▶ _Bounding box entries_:
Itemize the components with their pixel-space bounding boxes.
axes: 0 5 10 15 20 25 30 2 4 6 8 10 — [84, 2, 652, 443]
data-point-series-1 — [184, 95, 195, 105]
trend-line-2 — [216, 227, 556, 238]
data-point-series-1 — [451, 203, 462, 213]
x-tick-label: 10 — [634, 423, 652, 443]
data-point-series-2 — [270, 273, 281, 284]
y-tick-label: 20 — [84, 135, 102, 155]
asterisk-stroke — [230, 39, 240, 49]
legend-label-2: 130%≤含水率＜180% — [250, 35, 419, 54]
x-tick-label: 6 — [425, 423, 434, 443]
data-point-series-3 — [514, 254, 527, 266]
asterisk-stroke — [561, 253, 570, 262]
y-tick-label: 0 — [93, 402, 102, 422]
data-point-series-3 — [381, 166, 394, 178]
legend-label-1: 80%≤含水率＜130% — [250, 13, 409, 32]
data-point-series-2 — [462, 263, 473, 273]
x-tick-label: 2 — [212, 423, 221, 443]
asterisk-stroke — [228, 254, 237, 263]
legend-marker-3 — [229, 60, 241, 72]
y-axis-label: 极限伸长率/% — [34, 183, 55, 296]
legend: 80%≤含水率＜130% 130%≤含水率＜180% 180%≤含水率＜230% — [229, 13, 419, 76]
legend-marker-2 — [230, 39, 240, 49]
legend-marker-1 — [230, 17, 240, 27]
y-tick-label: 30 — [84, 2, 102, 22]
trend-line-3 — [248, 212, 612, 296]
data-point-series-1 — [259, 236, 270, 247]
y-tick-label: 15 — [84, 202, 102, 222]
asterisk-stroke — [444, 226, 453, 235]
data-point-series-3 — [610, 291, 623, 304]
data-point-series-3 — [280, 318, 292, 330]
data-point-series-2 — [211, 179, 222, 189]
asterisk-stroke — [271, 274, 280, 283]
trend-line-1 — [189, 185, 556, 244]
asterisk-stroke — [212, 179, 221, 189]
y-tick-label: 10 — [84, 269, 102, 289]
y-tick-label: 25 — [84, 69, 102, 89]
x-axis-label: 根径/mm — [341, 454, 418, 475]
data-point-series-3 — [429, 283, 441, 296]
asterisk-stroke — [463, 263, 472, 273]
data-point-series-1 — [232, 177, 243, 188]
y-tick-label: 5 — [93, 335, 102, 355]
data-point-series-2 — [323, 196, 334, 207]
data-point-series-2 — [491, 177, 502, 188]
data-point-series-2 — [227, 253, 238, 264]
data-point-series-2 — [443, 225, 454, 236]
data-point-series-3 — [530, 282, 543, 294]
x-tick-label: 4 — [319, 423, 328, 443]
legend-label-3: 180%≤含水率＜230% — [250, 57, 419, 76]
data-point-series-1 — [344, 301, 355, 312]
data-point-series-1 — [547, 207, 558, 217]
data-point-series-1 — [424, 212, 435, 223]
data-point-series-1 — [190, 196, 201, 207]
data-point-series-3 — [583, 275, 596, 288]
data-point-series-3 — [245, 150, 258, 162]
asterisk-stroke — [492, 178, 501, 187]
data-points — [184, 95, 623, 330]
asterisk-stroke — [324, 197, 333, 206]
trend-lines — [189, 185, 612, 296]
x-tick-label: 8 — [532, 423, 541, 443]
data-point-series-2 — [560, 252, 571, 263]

▶ _EXERCISE DESCRIPTION_:
Rewrite every line of the items above as a numbered list, omitting any blank lines.

▶ _TASK RESPONSE_:
1. Itemize the components with their pixel-space bounding boxes.
2. axes: 0 5 10 15 20 25 30 2 4 6 8 10 — [84, 2, 652, 443]
3. data-point-series-1 — [184, 95, 195, 105]
4. trend-line-2 — [216, 227, 556, 238]
5. data-point-series-1 — [451, 203, 462, 213]
6. x-tick-label: 10 — [634, 423, 652, 443]
7. data-point-series-2 — [270, 273, 281, 284]
8. y-tick-label: 20 — [84, 135, 102, 155]
9. asterisk-stroke — [230, 39, 240, 49]
10. legend-label-2: 130%≤含水率＜180% — [250, 35, 419, 54]
11. x-tick-label: 6 — [425, 423, 434, 443]
12. data-point-series-3 — [514, 254, 527, 266]
13. asterisk-stroke — [561, 253, 570, 262]
14. y-tick-label: 0 — [93, 402, 102, 422]
15. data-point-series-3 — [381, 166, 394, 178]
16. legend-label-1: 80%≤含水率＜130% — [250, 13, 409, 32]
17. data-point-series-2 — [462, 263, 473, 273]
18. x-tick-label: 2 — [212, 423, 221, 443]
19. asterisk-stroke — [228, 254, 237, 263]
20. legend-marker-3 — [229, 60, 241, 72]
21. y-axis-label: 极限伸长率/% — [34, 183, 55, 296]
22. legend: 80%≤含水率＜130% 130%≤含水率＜180% 180%≤含水率＜230% — [229, 13, 419, 76]
23. legend-marker-2 — [230, 39, 240, 49]
24. legend-marker-1 — [230, 17, 240, 27]
25. y-tick-label: 30 — [84, 2, 102, 22]
26. trend-line-3 — [248, 212, 612, 296]
27. data-point-series-1 — [259, 236, 270, 247]
28. y-tick-label: 15 — [84, 202, 102, 222]
29. asterisk-stroke — [444, 226, 453, 235]
30. data-point-series-3 — [610, 291, 623, 304]
31. data-point-series-3 — [280, 318, 292, 330]
32. data-point-series-2 — [211, 179, 222, 189]
33. asterisk-stroke — [271, 274, 280, 283]
34. trend-line-1 — [189, 185, 556, 244]
35. asterisk-stroke — [212, 179, 221, 189]
36. y-tick-label: 10 — [84, 269, 102, 289]
37. y-tick-label: 25 — [84, 69, 102, 89]
38. x-axis-label: 根径/mm — [341, 454, 418, 475]
39. data-point-series-3 — [429, 283, 441, 296]
40. asterisk-stroke — [463, 263, 472, 273]
41. data-point-series-1 — [232, 177, 243, 188]
42. y-tick-label: 5 — [93, 335, 102, 355]
43. data-point-series-2 — [323, 196, 334, 207]
44. data-point-series-2 — [491, 177, 502, 188]
45. data-point-series-2 — [227, 253, 238, 264]
46. data-point-series-2 — [443, 225, 454, 236]
47. data-point-series-3 — [530, 282, 543, 294]
48. x-tick-label: 4 — [319, 423, 328, 443]
49. legend-label-3: 180%≤含水率＜230% — [250, 57, 419, 76]
50. data-point-series-1 — [344, 301, 355, 312]
51. data-point-series-1 — [547, 207, 558, 217]
52. data-point-series-1 — [424, 212, 435, 223]
53. data-point-series-1 — [190, 196, 201, 207]
54. data-point-series-3 — [583, 275, 596, 288]
55. data-point-series-3 — [245, 150, 258, 162]
56. asterisk-stroke — [492, 178, 501, 187]
57. data-points — [184, 95, 623, 330]
58. asterisk-stroke — [324, 197, 333, 206]
59. trend-lines — [189, 185, 612, 296]
60. x-tick-label: 8 — [532, 423, 541, 443]
61. data-point-series-2 — [560, 252, 571, 263]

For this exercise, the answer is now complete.